— begin —
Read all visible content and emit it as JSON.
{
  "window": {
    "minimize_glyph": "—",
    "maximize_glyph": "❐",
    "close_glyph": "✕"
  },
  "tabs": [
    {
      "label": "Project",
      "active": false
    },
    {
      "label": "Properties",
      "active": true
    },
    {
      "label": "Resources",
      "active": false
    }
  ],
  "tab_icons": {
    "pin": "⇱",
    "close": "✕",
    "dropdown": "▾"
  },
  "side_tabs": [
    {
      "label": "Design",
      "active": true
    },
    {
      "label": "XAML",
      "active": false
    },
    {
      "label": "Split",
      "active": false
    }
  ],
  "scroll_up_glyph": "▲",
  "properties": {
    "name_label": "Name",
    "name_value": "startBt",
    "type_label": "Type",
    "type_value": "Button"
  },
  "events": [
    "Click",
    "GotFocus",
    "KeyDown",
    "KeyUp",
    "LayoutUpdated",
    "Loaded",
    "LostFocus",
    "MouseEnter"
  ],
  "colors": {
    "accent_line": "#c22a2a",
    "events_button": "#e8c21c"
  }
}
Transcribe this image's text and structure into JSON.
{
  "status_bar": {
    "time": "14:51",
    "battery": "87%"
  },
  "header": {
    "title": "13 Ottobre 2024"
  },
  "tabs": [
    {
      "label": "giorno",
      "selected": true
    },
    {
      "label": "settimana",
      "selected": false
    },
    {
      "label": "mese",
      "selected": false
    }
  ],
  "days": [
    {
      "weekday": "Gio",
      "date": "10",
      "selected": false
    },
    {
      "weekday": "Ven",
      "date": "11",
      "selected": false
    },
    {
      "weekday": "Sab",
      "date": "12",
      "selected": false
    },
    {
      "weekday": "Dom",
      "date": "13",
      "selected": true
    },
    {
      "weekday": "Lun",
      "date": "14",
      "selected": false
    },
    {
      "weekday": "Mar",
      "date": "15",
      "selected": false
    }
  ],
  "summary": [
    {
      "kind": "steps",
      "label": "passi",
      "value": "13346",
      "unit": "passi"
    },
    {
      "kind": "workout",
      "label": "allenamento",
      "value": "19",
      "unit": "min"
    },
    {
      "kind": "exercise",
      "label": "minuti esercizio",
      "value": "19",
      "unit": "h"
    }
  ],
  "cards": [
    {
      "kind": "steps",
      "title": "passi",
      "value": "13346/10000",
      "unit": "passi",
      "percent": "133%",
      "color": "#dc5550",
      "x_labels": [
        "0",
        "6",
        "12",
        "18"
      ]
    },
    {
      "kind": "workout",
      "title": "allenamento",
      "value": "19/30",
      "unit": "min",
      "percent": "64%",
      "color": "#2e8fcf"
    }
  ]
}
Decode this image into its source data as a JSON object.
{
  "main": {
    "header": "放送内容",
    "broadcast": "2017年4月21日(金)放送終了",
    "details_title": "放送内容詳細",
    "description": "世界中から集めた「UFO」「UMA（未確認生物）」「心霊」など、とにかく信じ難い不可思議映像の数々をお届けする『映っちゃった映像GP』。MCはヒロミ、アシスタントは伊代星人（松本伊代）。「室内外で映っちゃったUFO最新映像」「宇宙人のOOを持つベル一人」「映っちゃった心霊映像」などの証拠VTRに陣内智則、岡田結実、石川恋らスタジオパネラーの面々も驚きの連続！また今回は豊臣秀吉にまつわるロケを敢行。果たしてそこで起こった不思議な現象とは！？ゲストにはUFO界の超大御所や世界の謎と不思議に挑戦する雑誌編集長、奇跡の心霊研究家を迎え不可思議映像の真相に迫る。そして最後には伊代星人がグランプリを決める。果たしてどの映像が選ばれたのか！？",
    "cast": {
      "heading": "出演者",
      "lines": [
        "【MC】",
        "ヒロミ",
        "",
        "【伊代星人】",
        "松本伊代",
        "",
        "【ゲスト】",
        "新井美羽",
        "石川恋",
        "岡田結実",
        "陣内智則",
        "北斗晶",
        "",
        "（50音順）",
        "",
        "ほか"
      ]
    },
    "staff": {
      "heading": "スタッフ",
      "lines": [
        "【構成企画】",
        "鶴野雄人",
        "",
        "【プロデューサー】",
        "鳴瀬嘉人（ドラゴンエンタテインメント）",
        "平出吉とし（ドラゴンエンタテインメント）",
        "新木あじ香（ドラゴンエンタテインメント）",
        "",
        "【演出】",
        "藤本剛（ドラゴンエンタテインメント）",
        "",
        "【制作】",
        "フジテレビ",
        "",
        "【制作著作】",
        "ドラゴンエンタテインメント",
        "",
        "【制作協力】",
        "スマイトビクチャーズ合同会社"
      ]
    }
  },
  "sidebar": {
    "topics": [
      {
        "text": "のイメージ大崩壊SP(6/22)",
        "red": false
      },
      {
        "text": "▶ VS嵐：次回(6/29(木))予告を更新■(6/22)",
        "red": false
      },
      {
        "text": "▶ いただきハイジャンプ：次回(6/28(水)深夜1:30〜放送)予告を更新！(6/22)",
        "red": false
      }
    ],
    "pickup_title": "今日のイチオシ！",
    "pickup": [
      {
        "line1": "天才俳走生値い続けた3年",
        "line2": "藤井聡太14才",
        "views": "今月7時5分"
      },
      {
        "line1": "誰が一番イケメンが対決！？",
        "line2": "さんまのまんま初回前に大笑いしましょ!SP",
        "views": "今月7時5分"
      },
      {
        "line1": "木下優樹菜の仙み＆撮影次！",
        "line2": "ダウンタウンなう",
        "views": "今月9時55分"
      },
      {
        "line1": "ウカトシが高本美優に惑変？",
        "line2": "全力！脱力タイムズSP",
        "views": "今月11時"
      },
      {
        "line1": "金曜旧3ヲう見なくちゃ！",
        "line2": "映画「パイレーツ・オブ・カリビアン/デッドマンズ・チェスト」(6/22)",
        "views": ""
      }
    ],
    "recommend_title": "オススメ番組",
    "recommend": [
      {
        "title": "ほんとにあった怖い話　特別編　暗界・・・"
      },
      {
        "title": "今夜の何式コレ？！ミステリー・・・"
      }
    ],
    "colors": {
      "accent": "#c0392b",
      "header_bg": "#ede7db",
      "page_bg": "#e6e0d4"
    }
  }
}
— end —
Would you restate each of the entries word for word?

Answer:
Read all visible content and emit it as JSON.
{
  "window": {
    "minimize_glyph": "—",
    "maximize_glyph": "❐",
    "close_glyph": "✕"
  },
  "tabs": [
    {
      "label": "Project",
      "active": false
    },
    {
      "label": "Properties",
      "active": true
    },
    {
      "label": "Resources",
      "active": false
    }
  ],
  "tab_icons": {
    "pin": "⇱",
    "close": "✕",
    "dropdown": "▾"
  },
  "side_tabs": [
    {
      "label": "Design",
      "active": true
    },
    {
      "label": "XAML",
      "active": false
    },
    {
      "label": "Split",
      "active": false
    }
  ],
  "scroll_up_glyph": "▲",
  "properties": {
    "name_label": "Name",
    "name_value": "startBt",
    "type_label": "Type",
    "type_value": "Button"
  },
  "events": [
    "Click",
    "GotFocus",
    "KeyDown",
    "KeyUp",
    "LayoutUpdated",
    "Loaded",
    "LostFocus",
    "MouseEnter"
  ],
  "colors": {
    "accent_line": "#c22a2a",
    "events_button": "#e8c21c"
  }
}
Transcribe this image's text and structure into JSON.
{
  "status_bar": {
    "time": "14:51",
    "battery": "87%"
  },
  "header": {
    "title": "13 Ottobre 2024"
  },
  "tabs": [
    {
      "label": "giorno",
      "selected": true
    },
    {
      "label": "settimana",
      "selected": false
    },
    {
      "label": "mese",
      "selected": false
    }
  ],
  "days": [
    {
      "weekday": "Gio",
      "date": "10",
      "selected": false
    },
    {
      "weekday": "Ven",
      "date": "11",
      "selected": false
    },
    {
      "weekday": "Sab",
      "date": "12",
      "selected": false
    },
    {
      "weekday": "Dom",
      "date": "13",
      "selected": true
    },
    {
      "weekday": "Lun",
      "date": "14",
      "selected": false
    },
    {
      "weekday": "Mar",
      "date": "15",
      "selected": false
    }
  ],
  "summary": [
    {
      "kind": "steps",
      "label": "passi",
      "value": "13346",
      "unit": "passi"
    },
    {
      "kind": "workout",
      "label": "allenamento",
      "value": "19",
      "unit": "min"
    },
    {
      "kind": "exercise",
      "label": "minuti esercizio",
      "value": "19",
      "unit": "h"
    }
  ],
  "cards": [
    {
      "kind": "steps",
      "title": "passi",
      "value": "13346/10000",
      "unit": "passi",
      "percent": "133%",
      "color": "#dc5550",
      "x_labels": [
        "0",
        "6",
        "12",
        "18"
      ]
    },
    {
      "kind": "workout",
      "title": "allenamento",
      "value": "19/30",
      "unit": "min",
      "percent": "64%",
      "color": "#2e8fcf"
    }
  ]
}
Decode this image into its source data as a JSON object.
{
  "main": {
    "header": "放送内容",
    "broadcast": "2017年4月21日(金)放送終了",
    "details_title": "放送内容詳細",
    "description": "世界中から集めた「UFO」「UMA（未確認生物）」「心霊」など、とにかく信じ難い不可思議映像の数々をお届けする『映っちゃった映像GP』。MCはヒロミ、アシスタントは伊代星人（松本伊代）。「室内外で映っちゃったUFO最新映像」「宇宙人のOOを持つベル一人」「映っちゃった心霊映像」などの証拠VTRに陣内智則、岡田結実、石川恋らスタジオパネラーの面々も驚きの連続！また今回は豊臣秀吉にまつわるロケを敢行。果たしてそこで起こった不思議な現象とは！？ゲストにはUFO界の超大御所や世界の謎と不思議に挑戦する雑誌編集長、奇跡の心霊研究家を迎え不可思議映像の真相に迫る。そして最後には伊代星人がグランプリを決める。果たしてどの映像が選ばれたのか！？",
    "cast": {
      "heading": "出演者",
      "lines": [
        "【MC】",
        "ヒロミ",
        "",
        "【伊代星人】",
        "松本伊代",
        "",
        "【ゲスト】",
        "新井美羽",
        "石川恋",
        "岡田結実",
        "陣内智則",
        "北斗晶",
        "",
        "（50音順）",
        "",
        "ほか"
      ]
    },
    "staff": {
      "heading": "スタッフ",
      "lines": [
        "【構成企画】",
        "鶴野雄人",
        "",
        "【プロデューサー】",
        "鳴瀬嘉人（ドラゴンエンタテインメント）",
        "平出吉とし（ドラゴンエンタテインメント）",
        "新木あじ香（ドラゴンエンタテインメント）",
        "",
        "【演出】",
        "藤本剛（ドラゴンエンタテインメント）",
        "",
        "【制作】",
        "フジテレビ",
        "",
        "【制作著作】",
        "ドラゴンエンタテインメント",
        "",
        "【制作協力】",
        "スマイトビクチャーズ合同会社"
      ]
    }
  },
  "sidebar": {
    "topics": [
      {
        "text": "のイメージ大崩壊SP(6/22)",
        "red": false
      },
      {
        "text": "▶ VS嵐：次回(6/29(木))予告を更新■(6/22)",
        "red": false
      },
      {
        "text": "▶ いただきハイジャンプ：次回(6/28(水)深夜1:30〜放送)予告を更新！(6/22)",
        "red": false
      }
    ],
    "pickup_title": "今日のイチオシ！",
    "pickup": [
      {
        "line1": "天才俳走生値い続けた3年",
        "line2": "藤井聡太14才",
        "views": "今月7時5分"
      },
      {
        "line1": "誰が一番イケメンが対決！？",
        "line2": "さんまのまんま初回前に大笑いしましょ!SP",
        "views": "今月7時5分"
      },
      {
        "line1": "木下優樹菜の仙み＆撮影次！",
        "line2": "ダウンタウンなう",
        "views": "今月9時55分"
      },
      {
        "line1": "ウカトシが高本美優に惑変？",
        "line2": "全力！脱力タイムズSP",
        "views": "今月11時"
      },
      {
        "line1": "金曜旧3ヲう見なくちゃ！",
        "line2": "映画「パイレーツ・オブ・カリビアン/デッドマンズ・チェスト」(6/22)",
        "views": ""
      }
    ],
    "recommend_title": "オススメ番組",
    "recommend": [
      {
        "title": "ほんとにあった怖い話　特別編　暗界・・・"
      },
      {
        "title": "今夜の何式コレ？！ミステリー・・・"
      }
    ],
    "colors": {
      "accent": "#c0392b",
      "header_bg": "#ede7db",
      "page_bg": "#e6e0d4"
    }
  }
}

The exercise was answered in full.